THE TASK:
Note each line of the listing that contains the string "Categories", and copy it.

━━━━━ RAW RECORDS ━━━━━

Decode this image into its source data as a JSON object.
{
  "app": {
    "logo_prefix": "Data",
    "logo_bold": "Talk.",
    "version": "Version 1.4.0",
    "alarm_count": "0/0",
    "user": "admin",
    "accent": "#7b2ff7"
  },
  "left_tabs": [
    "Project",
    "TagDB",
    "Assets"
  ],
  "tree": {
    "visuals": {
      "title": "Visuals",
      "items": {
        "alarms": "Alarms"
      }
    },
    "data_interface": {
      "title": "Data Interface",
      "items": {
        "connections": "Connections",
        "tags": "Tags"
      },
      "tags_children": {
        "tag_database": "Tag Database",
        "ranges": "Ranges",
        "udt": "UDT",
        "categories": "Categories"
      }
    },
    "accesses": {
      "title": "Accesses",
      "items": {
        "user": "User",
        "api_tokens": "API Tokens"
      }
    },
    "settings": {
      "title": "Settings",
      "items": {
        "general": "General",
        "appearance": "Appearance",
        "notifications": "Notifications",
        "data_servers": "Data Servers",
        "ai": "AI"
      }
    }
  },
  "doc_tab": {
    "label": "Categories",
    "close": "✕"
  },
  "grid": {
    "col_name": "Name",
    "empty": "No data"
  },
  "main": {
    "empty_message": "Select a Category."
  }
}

━━━━━

WORKED ANSWER:
        "categories": "Categories"
    "label": "Categories",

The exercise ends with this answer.